» **EXERCISE TASK**:
Count how many lines in the material below hold the word "xlabel"; the reply is that number alone.

______

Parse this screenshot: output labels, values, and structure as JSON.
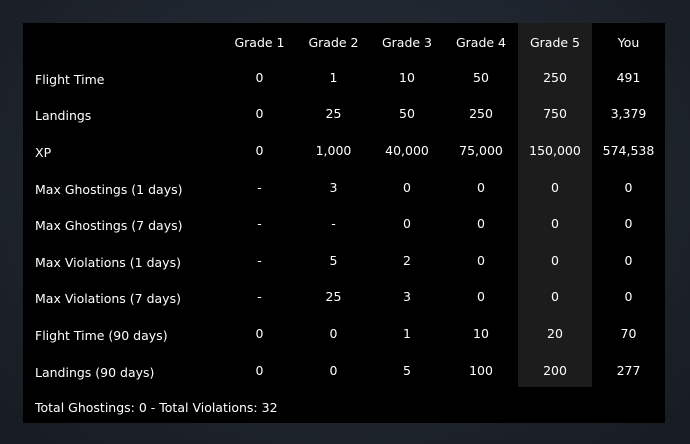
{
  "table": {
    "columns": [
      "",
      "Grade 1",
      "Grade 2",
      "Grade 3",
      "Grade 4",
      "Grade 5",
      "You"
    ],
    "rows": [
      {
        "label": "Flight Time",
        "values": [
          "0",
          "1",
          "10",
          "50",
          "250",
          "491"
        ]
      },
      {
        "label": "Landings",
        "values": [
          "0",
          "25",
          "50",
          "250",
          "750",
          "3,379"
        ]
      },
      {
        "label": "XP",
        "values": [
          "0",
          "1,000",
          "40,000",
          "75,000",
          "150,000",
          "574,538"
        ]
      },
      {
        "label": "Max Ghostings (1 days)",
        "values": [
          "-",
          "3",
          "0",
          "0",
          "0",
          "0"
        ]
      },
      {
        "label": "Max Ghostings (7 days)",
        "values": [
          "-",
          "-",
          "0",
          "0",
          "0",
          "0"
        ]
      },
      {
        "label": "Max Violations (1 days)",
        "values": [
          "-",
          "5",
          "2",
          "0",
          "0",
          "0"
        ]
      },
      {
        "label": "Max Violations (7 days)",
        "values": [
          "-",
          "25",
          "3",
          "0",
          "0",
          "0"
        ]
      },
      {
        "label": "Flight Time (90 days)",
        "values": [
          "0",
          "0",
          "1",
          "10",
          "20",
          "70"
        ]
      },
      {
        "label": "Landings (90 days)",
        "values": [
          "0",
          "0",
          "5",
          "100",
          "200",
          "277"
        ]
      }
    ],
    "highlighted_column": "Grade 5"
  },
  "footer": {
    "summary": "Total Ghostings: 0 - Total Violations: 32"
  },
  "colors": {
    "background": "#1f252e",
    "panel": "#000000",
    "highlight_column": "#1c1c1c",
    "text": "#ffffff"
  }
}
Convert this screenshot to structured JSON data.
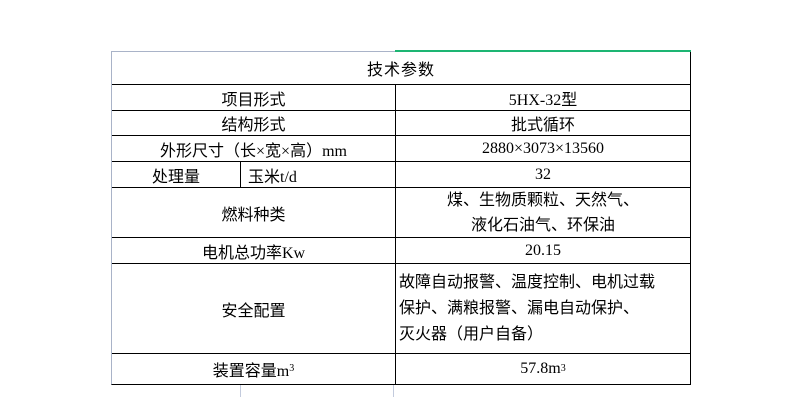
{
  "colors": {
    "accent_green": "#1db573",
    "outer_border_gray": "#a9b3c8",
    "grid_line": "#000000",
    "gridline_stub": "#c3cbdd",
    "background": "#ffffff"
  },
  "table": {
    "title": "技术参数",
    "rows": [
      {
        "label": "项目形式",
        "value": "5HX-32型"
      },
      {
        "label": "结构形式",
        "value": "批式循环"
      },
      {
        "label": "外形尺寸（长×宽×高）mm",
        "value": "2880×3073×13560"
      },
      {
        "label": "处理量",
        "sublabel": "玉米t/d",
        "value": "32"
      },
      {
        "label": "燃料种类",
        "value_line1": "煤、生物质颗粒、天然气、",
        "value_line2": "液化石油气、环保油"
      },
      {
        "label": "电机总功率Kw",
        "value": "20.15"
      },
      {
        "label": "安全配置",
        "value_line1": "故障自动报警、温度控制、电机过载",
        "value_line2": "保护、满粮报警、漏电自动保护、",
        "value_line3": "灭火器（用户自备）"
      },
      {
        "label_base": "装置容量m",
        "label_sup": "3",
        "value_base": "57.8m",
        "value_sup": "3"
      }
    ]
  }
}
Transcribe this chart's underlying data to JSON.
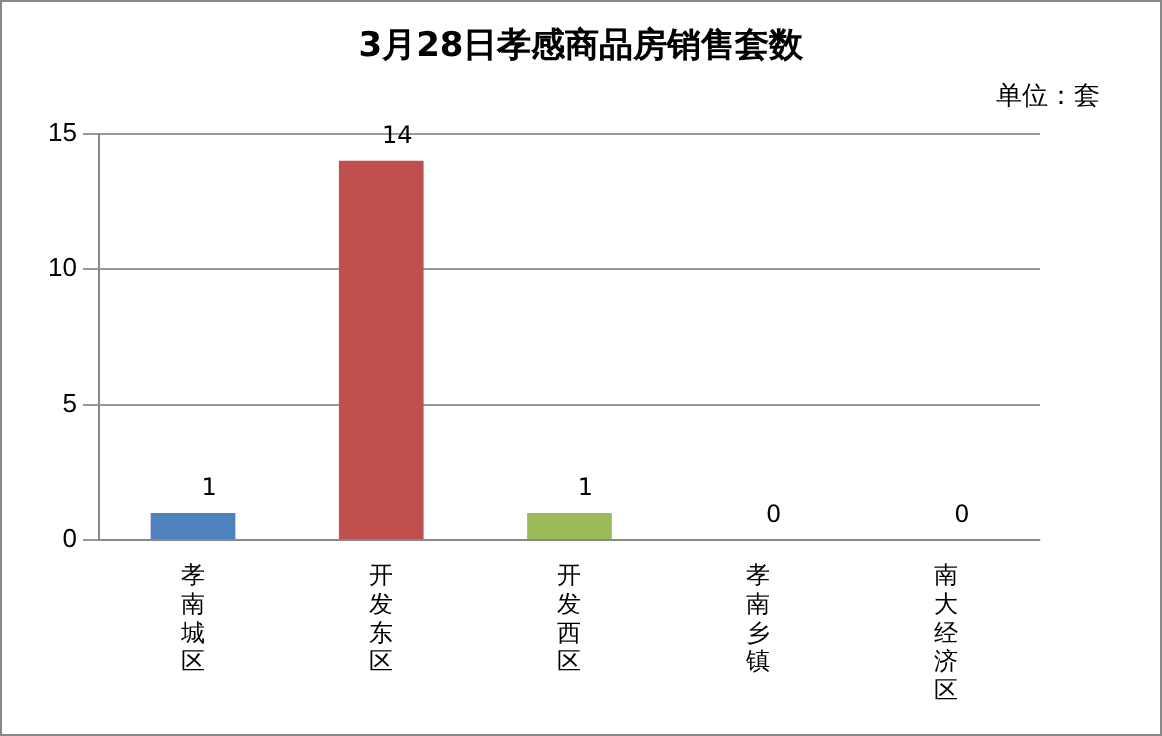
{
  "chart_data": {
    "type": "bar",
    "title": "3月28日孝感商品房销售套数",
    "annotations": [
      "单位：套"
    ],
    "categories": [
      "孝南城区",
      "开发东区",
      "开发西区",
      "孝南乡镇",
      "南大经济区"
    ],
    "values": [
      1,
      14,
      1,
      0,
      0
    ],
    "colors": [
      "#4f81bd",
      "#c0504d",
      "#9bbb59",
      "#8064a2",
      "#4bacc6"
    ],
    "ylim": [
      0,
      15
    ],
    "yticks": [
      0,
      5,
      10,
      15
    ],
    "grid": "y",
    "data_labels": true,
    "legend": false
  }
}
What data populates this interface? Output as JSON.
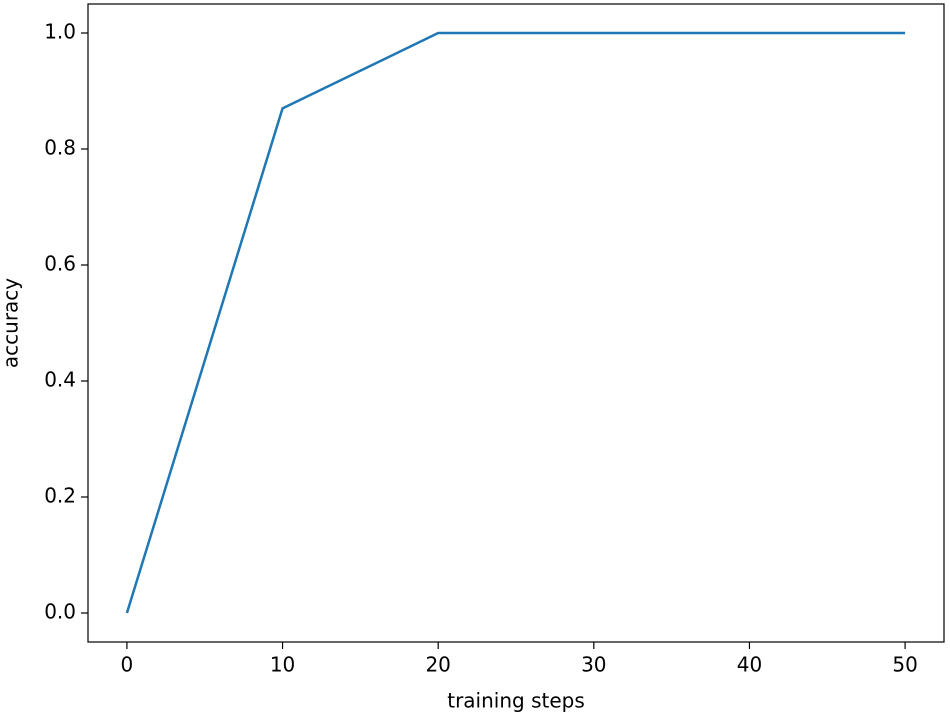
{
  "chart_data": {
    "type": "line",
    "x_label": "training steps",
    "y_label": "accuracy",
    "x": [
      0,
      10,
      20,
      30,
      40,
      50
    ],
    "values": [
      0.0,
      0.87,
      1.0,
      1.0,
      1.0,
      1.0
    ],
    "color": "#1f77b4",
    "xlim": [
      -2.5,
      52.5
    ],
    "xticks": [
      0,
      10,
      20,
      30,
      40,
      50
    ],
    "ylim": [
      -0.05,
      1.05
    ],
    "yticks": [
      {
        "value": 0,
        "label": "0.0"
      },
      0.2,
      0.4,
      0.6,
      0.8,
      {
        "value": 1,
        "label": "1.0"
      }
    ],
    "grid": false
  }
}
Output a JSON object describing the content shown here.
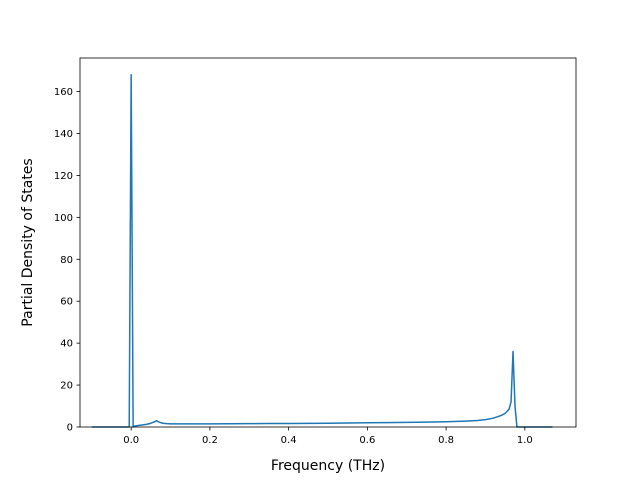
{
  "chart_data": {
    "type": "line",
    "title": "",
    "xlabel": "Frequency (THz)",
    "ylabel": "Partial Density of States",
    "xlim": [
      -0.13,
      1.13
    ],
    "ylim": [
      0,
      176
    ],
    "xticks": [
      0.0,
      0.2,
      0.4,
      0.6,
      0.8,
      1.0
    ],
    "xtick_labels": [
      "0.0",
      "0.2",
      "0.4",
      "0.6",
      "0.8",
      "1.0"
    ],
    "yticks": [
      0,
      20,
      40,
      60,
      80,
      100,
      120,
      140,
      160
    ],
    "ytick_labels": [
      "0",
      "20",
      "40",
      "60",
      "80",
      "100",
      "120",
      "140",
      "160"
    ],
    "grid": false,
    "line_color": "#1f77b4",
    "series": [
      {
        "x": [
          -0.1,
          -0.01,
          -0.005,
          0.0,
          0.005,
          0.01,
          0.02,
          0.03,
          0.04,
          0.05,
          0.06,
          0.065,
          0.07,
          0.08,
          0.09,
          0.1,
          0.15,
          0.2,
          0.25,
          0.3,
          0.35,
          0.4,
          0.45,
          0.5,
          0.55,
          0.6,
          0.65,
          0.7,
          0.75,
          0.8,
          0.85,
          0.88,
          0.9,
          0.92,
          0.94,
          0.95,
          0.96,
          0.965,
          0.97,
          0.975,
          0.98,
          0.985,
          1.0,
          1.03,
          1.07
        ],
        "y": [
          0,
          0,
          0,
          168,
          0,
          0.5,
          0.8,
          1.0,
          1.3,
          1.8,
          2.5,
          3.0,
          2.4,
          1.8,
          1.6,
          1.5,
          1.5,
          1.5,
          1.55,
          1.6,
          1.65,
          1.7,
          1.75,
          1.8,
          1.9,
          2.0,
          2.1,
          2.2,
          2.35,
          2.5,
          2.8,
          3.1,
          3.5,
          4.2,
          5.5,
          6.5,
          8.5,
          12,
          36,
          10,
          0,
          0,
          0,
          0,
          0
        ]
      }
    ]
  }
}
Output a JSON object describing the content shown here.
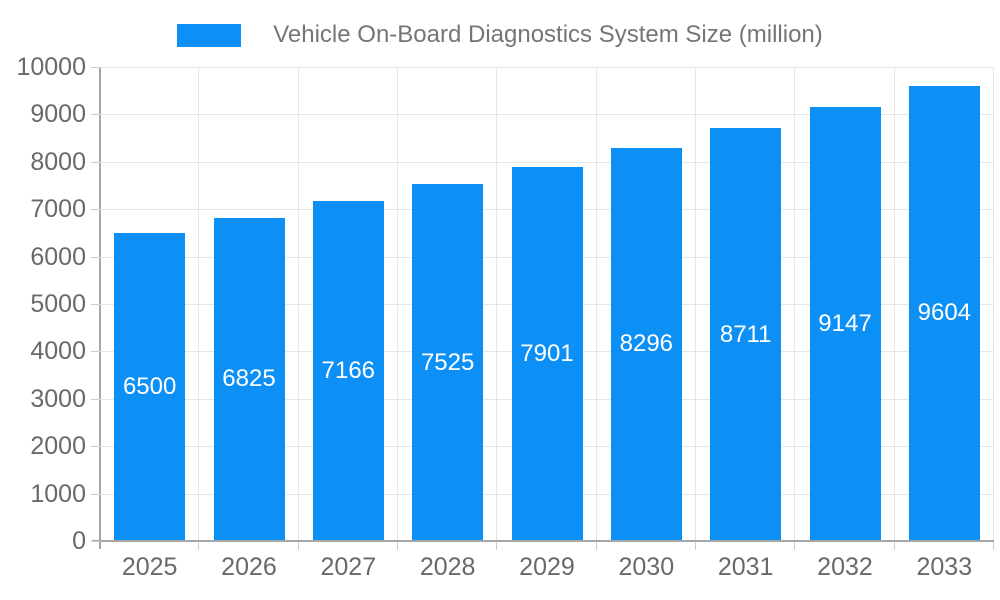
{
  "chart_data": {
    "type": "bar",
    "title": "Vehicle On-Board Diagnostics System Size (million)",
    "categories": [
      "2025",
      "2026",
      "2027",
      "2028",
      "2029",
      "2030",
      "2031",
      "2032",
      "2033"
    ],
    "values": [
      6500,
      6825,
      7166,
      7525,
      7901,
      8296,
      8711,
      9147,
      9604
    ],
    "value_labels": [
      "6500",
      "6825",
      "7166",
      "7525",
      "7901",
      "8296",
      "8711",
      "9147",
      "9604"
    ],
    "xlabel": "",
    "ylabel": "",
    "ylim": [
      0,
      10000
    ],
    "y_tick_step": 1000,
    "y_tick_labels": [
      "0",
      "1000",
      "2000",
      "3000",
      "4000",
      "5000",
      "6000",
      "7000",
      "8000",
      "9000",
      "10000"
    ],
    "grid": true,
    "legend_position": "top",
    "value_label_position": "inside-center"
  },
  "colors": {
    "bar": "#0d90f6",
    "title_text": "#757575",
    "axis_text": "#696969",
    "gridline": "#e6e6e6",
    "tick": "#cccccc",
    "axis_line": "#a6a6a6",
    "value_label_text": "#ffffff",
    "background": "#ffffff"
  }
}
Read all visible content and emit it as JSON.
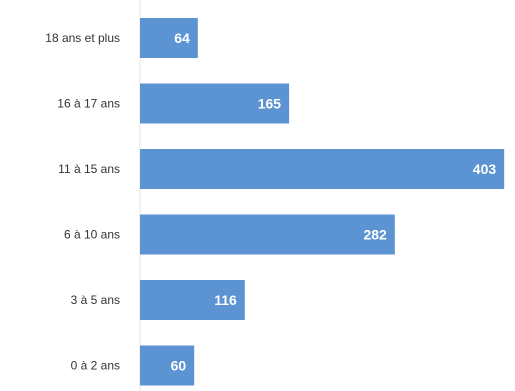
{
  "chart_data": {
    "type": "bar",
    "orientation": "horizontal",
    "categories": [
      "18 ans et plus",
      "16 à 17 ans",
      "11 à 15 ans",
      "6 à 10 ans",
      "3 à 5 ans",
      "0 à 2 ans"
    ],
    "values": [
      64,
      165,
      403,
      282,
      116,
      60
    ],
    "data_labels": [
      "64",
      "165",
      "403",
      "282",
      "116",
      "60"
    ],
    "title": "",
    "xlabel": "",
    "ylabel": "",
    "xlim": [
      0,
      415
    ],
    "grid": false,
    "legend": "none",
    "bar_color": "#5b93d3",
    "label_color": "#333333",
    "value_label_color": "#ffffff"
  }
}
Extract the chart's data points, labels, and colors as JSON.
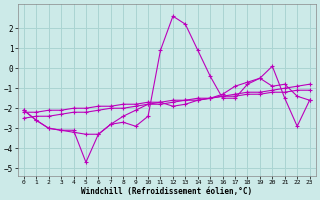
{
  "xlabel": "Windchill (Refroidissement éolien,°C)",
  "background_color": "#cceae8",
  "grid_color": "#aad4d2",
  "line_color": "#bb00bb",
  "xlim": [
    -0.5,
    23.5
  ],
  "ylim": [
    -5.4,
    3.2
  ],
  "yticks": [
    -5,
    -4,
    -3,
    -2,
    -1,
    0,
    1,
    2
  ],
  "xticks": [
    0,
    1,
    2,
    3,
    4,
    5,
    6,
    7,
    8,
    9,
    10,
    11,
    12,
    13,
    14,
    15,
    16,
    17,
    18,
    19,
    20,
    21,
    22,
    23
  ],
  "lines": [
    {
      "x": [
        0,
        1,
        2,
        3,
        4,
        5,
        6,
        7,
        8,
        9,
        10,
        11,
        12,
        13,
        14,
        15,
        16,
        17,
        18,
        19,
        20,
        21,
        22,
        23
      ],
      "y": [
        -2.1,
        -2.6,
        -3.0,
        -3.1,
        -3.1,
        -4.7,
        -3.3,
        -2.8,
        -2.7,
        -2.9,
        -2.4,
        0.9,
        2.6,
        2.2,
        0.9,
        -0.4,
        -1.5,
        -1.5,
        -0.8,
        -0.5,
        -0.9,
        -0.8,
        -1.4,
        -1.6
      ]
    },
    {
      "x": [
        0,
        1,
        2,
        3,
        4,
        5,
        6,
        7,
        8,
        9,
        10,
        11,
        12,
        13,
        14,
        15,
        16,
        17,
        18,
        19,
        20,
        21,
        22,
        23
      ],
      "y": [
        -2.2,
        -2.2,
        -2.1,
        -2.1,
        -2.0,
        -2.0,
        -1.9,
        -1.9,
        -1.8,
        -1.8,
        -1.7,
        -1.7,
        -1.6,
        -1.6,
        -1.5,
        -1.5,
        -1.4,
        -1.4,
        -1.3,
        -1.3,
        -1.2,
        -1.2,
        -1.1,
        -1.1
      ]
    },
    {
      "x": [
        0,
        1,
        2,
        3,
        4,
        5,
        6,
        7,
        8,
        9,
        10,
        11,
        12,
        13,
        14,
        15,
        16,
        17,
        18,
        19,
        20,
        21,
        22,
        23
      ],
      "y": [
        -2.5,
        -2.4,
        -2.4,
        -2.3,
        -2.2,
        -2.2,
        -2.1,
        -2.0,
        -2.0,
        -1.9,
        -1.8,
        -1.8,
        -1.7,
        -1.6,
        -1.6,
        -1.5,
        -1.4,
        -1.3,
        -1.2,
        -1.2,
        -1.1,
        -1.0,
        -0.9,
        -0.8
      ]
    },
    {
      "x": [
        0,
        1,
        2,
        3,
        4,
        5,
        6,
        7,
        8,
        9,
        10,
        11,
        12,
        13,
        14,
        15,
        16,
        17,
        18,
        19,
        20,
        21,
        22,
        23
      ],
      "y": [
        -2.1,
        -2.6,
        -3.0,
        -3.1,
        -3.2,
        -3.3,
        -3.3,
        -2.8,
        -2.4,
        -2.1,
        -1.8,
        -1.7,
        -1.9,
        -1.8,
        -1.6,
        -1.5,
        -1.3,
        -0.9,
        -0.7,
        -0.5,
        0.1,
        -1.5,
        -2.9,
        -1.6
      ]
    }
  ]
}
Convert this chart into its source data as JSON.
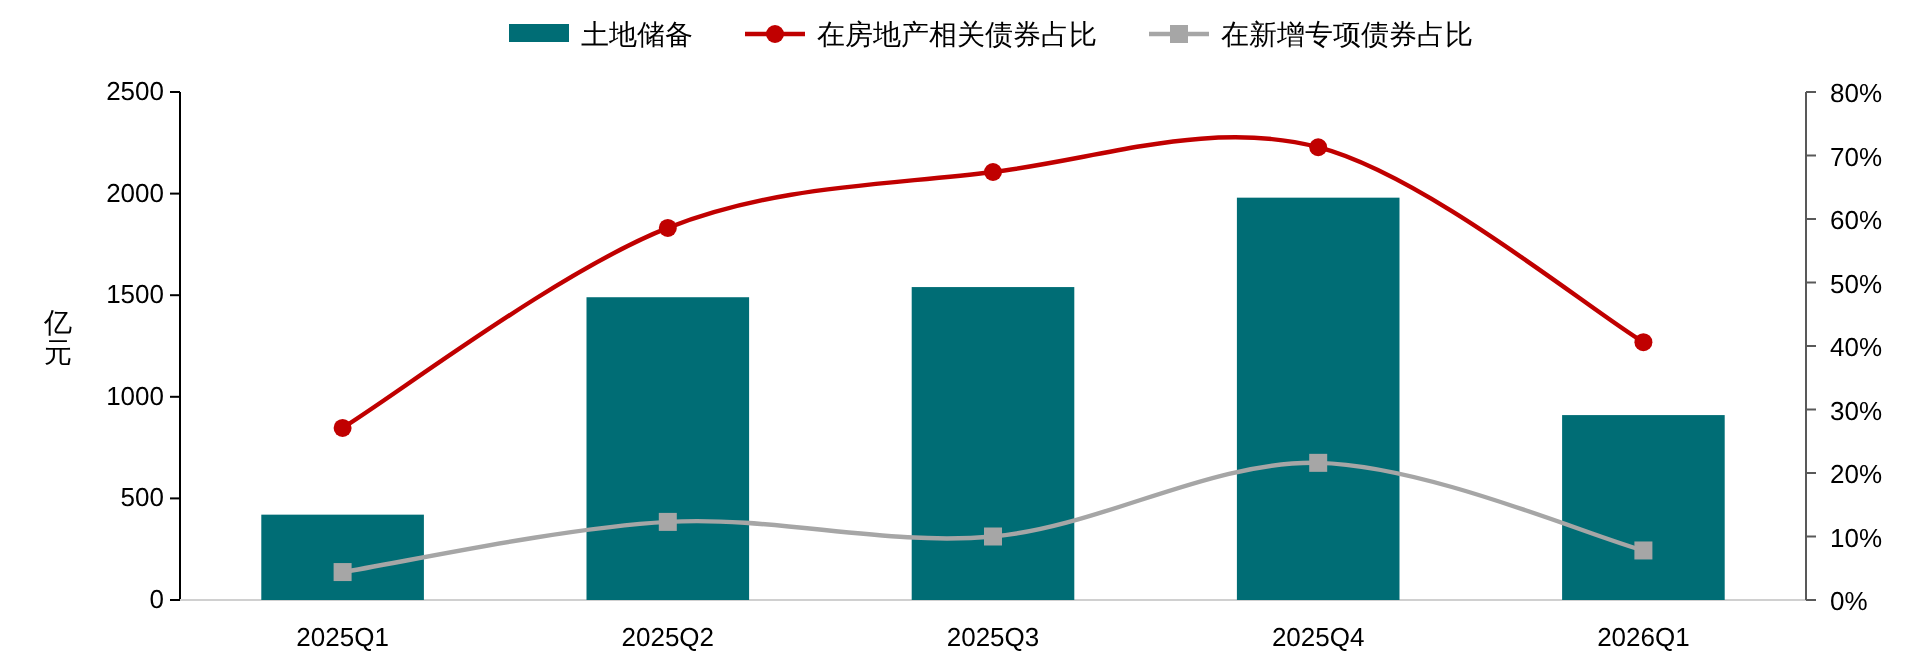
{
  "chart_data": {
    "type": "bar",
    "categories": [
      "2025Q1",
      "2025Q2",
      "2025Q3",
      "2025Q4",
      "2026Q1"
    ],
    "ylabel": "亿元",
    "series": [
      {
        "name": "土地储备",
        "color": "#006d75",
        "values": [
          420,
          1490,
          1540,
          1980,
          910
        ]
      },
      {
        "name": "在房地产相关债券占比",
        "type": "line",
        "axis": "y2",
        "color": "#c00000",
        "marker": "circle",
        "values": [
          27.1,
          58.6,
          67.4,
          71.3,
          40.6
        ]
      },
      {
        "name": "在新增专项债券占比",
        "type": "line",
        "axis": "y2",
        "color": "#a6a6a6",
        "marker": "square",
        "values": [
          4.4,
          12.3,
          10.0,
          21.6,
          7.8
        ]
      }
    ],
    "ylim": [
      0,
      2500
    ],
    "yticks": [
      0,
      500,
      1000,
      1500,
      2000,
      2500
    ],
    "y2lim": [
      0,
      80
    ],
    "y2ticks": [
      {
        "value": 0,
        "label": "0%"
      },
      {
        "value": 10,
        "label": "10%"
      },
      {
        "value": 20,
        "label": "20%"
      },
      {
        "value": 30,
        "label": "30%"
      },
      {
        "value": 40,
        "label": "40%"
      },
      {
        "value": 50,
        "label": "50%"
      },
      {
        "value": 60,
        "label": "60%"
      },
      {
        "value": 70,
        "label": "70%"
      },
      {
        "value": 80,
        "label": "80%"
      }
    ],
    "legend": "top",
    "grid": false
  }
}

______

» **EXPECTED OUTPUT**:
4